[What is expected]
The answer must restate every record word for word.
»»
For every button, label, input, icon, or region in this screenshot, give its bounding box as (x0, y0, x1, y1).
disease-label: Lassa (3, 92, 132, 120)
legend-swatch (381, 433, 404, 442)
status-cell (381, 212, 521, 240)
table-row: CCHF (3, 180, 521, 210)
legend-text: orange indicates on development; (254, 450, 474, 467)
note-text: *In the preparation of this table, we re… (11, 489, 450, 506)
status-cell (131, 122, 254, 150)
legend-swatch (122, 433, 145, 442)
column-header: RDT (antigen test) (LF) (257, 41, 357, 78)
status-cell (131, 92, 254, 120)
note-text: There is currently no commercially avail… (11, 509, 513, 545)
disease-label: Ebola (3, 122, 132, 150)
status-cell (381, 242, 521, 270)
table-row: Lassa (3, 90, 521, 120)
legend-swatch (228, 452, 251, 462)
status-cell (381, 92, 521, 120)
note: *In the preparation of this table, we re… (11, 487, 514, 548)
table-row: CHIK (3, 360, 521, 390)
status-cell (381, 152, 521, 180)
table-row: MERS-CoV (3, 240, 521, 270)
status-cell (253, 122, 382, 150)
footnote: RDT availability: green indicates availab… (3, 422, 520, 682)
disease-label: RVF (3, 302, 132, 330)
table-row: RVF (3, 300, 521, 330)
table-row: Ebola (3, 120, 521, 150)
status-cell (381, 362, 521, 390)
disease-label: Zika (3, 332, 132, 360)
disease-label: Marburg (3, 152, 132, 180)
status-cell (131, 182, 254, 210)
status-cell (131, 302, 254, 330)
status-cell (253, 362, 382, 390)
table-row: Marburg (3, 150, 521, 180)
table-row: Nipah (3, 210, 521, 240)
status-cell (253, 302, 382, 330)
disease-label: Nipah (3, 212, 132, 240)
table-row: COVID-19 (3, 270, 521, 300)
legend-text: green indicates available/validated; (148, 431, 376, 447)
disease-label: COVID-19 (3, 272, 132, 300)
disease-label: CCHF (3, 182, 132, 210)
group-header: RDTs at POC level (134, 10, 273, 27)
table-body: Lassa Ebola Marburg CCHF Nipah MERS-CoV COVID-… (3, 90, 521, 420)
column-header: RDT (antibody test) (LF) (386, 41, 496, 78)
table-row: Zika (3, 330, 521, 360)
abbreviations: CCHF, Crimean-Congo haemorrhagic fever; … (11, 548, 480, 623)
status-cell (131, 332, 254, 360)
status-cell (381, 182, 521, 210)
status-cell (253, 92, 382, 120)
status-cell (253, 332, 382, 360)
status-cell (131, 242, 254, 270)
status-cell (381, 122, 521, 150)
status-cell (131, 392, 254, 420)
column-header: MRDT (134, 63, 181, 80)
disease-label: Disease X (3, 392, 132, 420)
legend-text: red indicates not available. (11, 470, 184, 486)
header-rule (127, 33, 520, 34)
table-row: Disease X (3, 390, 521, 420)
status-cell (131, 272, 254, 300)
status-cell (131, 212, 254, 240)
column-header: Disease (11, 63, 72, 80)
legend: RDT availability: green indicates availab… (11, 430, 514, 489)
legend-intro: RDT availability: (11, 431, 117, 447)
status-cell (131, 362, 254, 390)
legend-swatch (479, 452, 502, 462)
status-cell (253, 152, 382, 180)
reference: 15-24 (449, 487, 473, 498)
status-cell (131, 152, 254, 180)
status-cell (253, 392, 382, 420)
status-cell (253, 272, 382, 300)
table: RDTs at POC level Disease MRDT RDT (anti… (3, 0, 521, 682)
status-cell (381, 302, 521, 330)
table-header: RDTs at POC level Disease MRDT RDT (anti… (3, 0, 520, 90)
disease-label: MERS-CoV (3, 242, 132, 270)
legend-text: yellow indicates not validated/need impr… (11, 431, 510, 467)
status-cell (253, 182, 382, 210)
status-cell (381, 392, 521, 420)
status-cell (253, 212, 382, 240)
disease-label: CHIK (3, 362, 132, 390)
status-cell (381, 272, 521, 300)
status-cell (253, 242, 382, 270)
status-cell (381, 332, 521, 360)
««
[Response]
For every button, label, input, icon, or region in this screenshot, give its bounding box as (x0, y0, x1, y1).
disease-label: Lassa (3, 92, 132, 120)
legend-swatch (381, 433, 404, 442)
status-cell (381, 212, 521, 240)
table-row: CCHF (3, 180, 521, 210)
legend-text: orange indicates on development; (254, 450, 474, 467)
note-text: *In the preparation of this table, we re… (11, 489, 450, 506)
status-cell (131, 122, 254, 150)
legend-swatch (122, 433, 145, 442)
column-header: RDT (antigen test) (LF) (257, 41, 357, 78)
status-cell (131, 92, 254, 120)
note-text: There is currently no commercially avail… (11, 509, 513, 545)
disease-label: Ebola (3, 122, 132, 150)
status-cell (381, 242, 521, 270)
table-row: Lassa (3, 90, 521, 120)
legend-swatch (228, 452, 251, 462)
status-cell (381, 92, 521, 120)
note: *In the preparation of this table, we re… (11, 487, 514, 548)
table-row: CHIK (3, 360, 521, 390)
status-cell (381, 152, 521, 180)
table-row: MERS-CoV (3, 240, 521, 270)
status-cell (253, 122, 382, 150)
footnote: RDT availability: green indicates availab… (3, 422, 520, 682)
disease-label: RVF (3, 302, 132, 330)
table-row: RVF (3, 300, 521, 330)
table-row: Ebola (3, 120, 521, 150)
status-cell (381, 362, 521, 390)
disease-label: Zika (3, 332, 132, 360)
disease-label: Marburg (3, 152, 132, 180)
status-cell (131, 182, 254, 210)
status-cell (131, 302, 254, 330)
status-cell (253, 362, 382, 390)
table-row: Marburg (3, 150, 521, 180)
table-row: Nipah (3, 210, 521, 240)
status-cell (253, 302, 382, 330)
disease-label: Nipah (3, 212, 132, 240)
table-row: COVID-19 (3, 270, 521, 300)
legend-text: green indicates available/validated; (148, 431, 376, 447)
disease-label: COVID-19 (3, 272, 132, 300)
disease-label: CCHF (3, 182, 132, 210)
group-header: RDTs at POC level (134, 10, 273, 27)
table-body: Lassa Ebola Marburg CCHF Nipah MERS-CoV COVID-… (3, 90, 521, 420)
column-header: RDT (antibody test) (LF) (386, 41, 496, 78)
table-row: Zika (3, 330, 521, 360)
abbreviations: CCHF, Crimean-Congo haemorrhagic fever; … (11, 548, 480, 623)
status-cell (131, 332, 254, 360)
status-cell (381, 182, 521, 210)
status-cell (253, 92, 382, 120)
status-cell (253, 332, 382, 360)
status-cell (131, 242, 254, 270)
status-cell (381, 122, 521, 150)
status-cell (131, 392, 254, 420)
column-header: MRDT (134, 63, 181, 80)
disease-label: Disease X (3, 392, 132, 420)
legend-text: red indicates not available. (11, 470, 184, 486)
header-rule (127, 33, 520, 34)
table-row: Disease X (3, 390, 521, 420)
status-cell (131, 272, 254, 300)
status-cell (131, 212, 254, 240)
column-header: Disease (11, 63, 72, 80)
legend: RDT availability: green indicates availab… (11, 430, 514, 489)
legend-intro: RDT availability: (11, 431, 117, 447)
status-cell (131, 362, 254, 390)
legend-swatch (479, 452, 502, 462)
status-cell (253, 152, 382, 180)
reference: 15-24 (449, 487, 473, 498)
status-cell (131, 152, 254, 180)
status-cell (253, 392, 382, 420)
status-cell (253, 272, 382, 300)
table: RDTs at POC level Disease MRDT RDT (anti… (3, 0, 521, 682)
status-cell (381, 302, 521, 330)
table-header: RDTs at POC level Disease MRDT RDT (anti… (3, 0, 520, 90)
disease-label: MERS-CoV (3, 242, 132, 270)
legend-text: yellow indicates not validated/need impr… (11, 431, 510, 467)
status-cell (253, 182, 382, 210)
status-cell (381, 392, 521, 420)
status-cell (253, 212, 382, 240)
disease-label: CHIK (3, 362, 132, 390)
status-cell (381, 272, 521, 300)
status-cell (253, 242, 382, 270)
status-cell (381, 332, 521, 360)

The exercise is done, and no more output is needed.